> [EXTRAIT DU DOCUMENT]:
------------------------------
50% de larmes et 50% de sperme…
Autre immense déception : le personnage de Minakami Yuki dans Down the Rabbit-Hole avait le mérite d’être sympathique et très intéressant. La véritable Yuki introduite à partir de Jabberwocky est complètement vidée de sa substance. Puisqu’elle est morte, elle n’a plus aucun pouvoir d’action, elle est donc perpétuellement subordonnée à l’homme qu’elle hante. Elle devient le second couteau de Tomosane, n’existe plus par elle-même et se sacrifie perpétuellement pour lui apporter son aide. Ce qui est encore pire rétrospectivement quand on apprend que Minakami Yuki n’est pas simplement une personnalité inventée par Mamiya mais une véritable personne qui a autrefois existé.


Le running gag c'est que tout le monde s'en fout de Zakuro, c'est ça -__- ?
La vraie Yuki que l’on côtoie dans Jabberwocky I et II est malheureusement l’équivalent d’un vieux pervers enfermé dans le corps d’une jeune fille. Certaines scènes touchantes comme celle du rendez-vous improvisé sont ruinées par la nouvelle perspective parce qu’on se rend compte qu’elle était trop occupée à faire des blagues sur le sperme avec Tomosane pour prêter attention à Zakuro…
L’impossibilité d’ouvrir son cœur à Hasaki
Une autre raison qui fait que la seconde partie de l’histoire ne fonctionne pas aussi bien que l’auteur l’envisageait est son dénouement peu satisfaisant. Après avoir été ignorant et passif durant les moments les plus importants de l’intrigue, après avoir perdu son grand face à face, Tomosane ressort paradoxalement victorieux dans les différentes fins (sauf End Sky II mais j’y reviendrai). Subarashiki Hibi nous fait ainsi croire qu’avoir été confiné dans un coin de l’esprit de Takuji a fait évoluer le protagoniste et qu’il en sort grandi mais rien dans son comportement n’accrédite cette thèse. On pourrait arguer que sa véritable force n’est pas de battre son rival à mains nues mais de faire davantage confiance à Hasaki…or ce n’est pas le cas.


Ci-dessus représenté : un frère aimant (non)
------------------------------
> [CONSIGNES]:
**1.** Selon l'extrait du document, à partir de quelle partie la véritable Yuki est-elle introduite ?
**2.** Recopiez à l'identique les lignes des données fournies, en commençant par la toute première et en terminant par celle qui contient "network-speed: 0K/s [314,9,351,29]", incluse.

> [DONNÉES FOURNIES]:
------------------------------
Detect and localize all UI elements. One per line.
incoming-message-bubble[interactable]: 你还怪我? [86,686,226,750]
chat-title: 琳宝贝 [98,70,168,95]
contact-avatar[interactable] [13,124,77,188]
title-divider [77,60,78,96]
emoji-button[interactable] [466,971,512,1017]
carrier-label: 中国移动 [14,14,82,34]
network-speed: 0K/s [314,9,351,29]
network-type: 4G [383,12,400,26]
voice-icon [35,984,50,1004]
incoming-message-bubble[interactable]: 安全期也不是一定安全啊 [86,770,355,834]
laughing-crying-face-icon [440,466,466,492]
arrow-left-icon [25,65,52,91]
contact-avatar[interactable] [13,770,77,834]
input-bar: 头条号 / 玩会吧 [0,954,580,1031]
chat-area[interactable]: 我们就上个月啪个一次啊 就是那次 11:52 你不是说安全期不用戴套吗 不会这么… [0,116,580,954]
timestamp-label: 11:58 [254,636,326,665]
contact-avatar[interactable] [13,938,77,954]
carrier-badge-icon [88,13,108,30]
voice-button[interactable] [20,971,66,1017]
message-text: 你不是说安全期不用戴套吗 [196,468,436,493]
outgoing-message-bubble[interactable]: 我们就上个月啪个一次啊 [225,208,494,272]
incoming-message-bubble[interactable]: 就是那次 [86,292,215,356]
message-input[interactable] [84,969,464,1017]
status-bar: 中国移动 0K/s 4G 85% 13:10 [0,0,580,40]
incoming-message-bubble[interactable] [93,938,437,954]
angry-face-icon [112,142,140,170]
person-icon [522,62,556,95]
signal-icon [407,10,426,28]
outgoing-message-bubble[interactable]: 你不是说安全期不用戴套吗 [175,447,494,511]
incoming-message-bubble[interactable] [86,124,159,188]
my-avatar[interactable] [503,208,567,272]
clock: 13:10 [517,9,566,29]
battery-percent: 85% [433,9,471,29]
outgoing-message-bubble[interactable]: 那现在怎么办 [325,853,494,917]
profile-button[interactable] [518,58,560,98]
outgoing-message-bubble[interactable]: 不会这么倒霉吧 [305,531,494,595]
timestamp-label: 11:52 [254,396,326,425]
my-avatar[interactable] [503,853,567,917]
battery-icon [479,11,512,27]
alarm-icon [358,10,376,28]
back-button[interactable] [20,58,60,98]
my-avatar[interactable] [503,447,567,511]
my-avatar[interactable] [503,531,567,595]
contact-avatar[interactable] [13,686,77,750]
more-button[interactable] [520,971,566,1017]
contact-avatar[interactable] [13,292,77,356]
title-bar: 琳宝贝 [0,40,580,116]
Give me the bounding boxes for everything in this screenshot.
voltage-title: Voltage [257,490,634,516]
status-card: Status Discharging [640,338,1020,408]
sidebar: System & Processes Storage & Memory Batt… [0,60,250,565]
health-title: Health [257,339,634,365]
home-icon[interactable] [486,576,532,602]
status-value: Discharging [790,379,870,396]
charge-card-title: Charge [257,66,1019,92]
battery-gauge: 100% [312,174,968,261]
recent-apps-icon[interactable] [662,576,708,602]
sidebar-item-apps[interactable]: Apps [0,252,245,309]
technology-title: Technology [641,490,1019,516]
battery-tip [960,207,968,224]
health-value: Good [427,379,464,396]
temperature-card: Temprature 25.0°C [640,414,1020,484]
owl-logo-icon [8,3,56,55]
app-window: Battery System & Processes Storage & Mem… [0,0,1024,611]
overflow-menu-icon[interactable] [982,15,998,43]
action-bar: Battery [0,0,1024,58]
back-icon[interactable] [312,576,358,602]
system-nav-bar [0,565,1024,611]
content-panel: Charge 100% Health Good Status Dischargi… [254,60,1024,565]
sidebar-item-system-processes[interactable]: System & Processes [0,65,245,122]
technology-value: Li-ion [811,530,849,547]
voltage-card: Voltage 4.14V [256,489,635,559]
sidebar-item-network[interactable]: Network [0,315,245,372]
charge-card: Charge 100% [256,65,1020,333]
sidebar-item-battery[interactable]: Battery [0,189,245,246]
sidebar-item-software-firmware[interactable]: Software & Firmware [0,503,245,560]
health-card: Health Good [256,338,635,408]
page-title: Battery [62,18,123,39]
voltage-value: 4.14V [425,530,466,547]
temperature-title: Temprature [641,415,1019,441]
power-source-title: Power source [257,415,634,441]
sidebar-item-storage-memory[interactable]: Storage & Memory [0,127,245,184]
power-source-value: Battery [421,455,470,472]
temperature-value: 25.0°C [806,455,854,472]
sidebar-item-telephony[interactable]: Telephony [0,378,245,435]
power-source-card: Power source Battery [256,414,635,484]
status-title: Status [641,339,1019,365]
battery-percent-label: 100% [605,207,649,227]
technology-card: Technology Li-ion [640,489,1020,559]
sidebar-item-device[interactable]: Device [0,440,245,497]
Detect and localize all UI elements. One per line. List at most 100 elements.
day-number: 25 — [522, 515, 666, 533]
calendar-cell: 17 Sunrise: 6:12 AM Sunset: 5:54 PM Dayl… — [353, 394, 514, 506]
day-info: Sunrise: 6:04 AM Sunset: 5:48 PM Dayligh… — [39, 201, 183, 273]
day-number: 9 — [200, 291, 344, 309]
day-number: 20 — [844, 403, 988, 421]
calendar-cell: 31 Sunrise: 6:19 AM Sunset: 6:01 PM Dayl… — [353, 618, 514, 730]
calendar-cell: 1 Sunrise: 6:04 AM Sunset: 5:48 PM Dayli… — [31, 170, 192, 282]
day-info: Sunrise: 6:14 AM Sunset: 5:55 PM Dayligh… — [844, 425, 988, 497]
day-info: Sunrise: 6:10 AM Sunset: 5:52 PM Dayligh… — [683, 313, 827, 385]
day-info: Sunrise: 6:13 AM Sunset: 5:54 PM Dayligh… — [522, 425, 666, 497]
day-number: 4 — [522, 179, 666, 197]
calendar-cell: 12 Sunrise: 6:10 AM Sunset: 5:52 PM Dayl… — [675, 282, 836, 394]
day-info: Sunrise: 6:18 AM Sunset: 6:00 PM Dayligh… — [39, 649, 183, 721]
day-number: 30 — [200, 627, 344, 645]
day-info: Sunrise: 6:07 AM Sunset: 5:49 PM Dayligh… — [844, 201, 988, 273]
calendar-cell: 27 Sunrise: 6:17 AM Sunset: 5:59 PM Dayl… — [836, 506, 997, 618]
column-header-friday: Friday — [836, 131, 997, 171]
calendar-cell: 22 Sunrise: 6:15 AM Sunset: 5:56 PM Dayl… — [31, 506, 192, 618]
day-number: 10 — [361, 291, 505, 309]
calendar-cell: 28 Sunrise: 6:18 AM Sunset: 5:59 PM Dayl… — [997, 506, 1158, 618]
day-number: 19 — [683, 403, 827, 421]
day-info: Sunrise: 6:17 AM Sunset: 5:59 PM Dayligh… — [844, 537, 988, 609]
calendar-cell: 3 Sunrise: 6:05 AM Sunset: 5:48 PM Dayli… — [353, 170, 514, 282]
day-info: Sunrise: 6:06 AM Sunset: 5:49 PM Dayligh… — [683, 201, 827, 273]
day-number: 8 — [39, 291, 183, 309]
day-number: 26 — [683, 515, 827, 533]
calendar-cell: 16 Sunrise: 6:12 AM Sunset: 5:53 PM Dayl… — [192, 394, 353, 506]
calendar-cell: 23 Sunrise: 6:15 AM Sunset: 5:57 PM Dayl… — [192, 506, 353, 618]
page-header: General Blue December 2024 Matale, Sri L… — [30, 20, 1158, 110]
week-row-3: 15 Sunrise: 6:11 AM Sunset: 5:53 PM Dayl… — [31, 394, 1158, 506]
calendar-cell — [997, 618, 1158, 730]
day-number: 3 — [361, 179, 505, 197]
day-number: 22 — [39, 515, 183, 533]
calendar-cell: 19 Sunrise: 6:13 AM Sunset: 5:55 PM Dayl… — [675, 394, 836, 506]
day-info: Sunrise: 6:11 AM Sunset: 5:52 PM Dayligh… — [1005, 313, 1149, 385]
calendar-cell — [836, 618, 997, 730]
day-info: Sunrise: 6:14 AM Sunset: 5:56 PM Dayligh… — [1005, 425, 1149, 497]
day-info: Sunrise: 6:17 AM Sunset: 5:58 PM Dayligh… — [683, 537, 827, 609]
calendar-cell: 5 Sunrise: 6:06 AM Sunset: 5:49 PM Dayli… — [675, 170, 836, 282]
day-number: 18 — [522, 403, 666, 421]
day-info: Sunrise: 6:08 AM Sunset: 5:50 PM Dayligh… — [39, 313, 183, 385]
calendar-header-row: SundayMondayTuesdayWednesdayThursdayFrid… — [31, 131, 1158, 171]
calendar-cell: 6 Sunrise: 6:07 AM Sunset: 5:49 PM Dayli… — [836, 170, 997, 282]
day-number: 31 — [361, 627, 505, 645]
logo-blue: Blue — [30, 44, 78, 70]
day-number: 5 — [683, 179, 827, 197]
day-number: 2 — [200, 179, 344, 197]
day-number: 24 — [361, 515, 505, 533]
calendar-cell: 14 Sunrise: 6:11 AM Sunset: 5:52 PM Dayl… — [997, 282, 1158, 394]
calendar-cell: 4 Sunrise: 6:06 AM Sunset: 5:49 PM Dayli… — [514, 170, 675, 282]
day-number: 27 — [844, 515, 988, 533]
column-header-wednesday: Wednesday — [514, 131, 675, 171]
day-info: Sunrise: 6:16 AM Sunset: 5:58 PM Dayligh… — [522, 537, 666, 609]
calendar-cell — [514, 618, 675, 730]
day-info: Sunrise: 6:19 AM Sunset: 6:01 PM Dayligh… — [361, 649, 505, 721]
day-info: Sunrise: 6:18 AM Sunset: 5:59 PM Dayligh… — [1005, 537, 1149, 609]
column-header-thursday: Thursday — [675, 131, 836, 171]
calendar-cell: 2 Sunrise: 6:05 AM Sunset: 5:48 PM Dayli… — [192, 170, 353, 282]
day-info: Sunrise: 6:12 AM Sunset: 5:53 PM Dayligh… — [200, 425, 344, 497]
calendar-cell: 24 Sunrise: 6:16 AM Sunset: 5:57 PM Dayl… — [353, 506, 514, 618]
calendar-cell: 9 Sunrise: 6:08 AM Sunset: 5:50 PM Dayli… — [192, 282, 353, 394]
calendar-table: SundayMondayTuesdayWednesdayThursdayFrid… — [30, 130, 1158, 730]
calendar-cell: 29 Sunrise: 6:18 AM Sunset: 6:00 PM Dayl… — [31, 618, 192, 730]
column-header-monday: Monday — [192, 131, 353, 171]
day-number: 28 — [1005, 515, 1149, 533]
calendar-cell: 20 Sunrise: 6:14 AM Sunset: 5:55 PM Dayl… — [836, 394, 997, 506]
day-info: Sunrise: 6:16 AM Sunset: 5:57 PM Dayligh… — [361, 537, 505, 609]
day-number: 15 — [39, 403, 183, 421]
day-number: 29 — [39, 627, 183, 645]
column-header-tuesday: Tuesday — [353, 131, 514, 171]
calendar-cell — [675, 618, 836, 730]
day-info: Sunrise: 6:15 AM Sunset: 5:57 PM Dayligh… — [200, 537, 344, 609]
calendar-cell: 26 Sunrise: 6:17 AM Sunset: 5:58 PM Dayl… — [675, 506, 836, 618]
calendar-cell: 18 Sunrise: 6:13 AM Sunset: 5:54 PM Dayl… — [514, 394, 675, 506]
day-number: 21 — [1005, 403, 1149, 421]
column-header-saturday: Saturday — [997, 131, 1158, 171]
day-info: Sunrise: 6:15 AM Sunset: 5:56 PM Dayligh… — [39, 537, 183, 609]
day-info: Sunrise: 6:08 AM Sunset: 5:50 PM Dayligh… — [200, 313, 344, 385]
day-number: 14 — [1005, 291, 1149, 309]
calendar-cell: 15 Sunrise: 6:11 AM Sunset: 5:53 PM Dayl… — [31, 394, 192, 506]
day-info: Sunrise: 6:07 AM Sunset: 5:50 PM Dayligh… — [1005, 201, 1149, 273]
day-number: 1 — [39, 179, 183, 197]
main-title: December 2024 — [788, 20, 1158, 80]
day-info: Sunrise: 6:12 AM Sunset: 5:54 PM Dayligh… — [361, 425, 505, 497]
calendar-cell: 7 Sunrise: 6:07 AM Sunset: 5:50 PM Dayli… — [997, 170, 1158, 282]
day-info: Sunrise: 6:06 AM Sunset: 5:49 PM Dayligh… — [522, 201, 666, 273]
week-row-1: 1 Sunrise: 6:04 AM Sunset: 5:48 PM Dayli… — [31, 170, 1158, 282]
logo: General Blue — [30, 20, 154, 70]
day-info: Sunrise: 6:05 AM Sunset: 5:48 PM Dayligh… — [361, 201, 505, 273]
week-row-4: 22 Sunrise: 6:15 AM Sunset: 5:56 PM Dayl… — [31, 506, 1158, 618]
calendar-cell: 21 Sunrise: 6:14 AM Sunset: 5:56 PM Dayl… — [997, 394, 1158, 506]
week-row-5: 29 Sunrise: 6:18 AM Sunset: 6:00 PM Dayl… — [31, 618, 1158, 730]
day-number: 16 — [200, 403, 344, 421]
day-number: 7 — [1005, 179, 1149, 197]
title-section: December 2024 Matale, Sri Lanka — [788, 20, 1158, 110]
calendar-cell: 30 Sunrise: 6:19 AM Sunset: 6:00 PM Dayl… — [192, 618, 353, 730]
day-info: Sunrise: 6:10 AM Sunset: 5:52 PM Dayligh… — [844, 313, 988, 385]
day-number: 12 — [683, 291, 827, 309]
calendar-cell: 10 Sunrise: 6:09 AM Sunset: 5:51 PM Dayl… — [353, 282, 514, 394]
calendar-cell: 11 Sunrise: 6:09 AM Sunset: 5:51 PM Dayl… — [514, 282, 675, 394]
------------------------------
> [RÉSULTATS]:
**1.** À partir de Jabberwocky.

**2.**
Detect and localize all UI elements. One per line.
incoming-message-bubble[interactable]: 你还怪我? [86,686,226,750]
chat-title: 琳宝贝 [98,70,168,95]
contact-avatar[interactable] [13,124,77,188]
title-divider [77,60,78,96]
emoji-button[interactable] [466,971,512,1017]
carrier-label: 中国移动 [14,14,82,34]
network-speed: 0K/s [314,9,351,29]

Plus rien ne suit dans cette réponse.